==== GIVEN DATA ====

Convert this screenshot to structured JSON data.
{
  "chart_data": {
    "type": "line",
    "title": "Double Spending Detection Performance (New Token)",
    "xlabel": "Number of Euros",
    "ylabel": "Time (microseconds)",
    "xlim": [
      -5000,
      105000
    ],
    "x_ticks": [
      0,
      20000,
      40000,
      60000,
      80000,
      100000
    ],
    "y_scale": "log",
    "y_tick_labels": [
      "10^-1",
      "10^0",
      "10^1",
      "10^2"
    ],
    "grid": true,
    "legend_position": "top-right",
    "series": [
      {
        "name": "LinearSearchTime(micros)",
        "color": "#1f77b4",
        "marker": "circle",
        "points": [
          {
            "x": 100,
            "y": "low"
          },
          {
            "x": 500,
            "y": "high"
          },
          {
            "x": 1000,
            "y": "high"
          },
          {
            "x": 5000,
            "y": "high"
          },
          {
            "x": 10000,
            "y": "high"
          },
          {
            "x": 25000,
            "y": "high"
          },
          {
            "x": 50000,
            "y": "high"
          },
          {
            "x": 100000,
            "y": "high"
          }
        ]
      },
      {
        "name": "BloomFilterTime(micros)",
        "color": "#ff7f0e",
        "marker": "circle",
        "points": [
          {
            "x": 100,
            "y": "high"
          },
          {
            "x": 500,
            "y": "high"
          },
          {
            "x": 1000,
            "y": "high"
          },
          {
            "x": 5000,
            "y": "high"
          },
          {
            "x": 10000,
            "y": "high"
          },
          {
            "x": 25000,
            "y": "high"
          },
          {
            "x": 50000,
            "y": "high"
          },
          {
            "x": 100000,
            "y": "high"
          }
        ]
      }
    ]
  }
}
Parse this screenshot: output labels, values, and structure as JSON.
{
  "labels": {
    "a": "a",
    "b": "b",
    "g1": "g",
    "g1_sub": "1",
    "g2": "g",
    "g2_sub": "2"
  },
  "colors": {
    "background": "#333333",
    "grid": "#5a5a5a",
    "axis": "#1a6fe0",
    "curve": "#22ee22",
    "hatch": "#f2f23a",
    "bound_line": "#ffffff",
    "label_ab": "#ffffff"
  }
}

====

= GIVEN TASK =
Starting from the line with "Parse this screenshot: output" and ending with the final line of the data, quote every line exactly, both ends included.

= TASK RESULT =
Parse this screenshot: output labels, values, and structure as JSON.
{
  "labels": {
    "a": "a",
    "b": "b",
    "g1": "g",
    "g1_sub": "1",
    "g2": "g",
    "g2_sub": "2"
  },
  "colors": {
    "background": "#333333",
    "grid": "#5a5a5a",
    "axis": "#1a6fe0",
    "curve": "#22ee22",
    "hatch": "#f2f23a",
    "bound_line": "#ffffff",
    "label_ab": "#ffffff"
  }
}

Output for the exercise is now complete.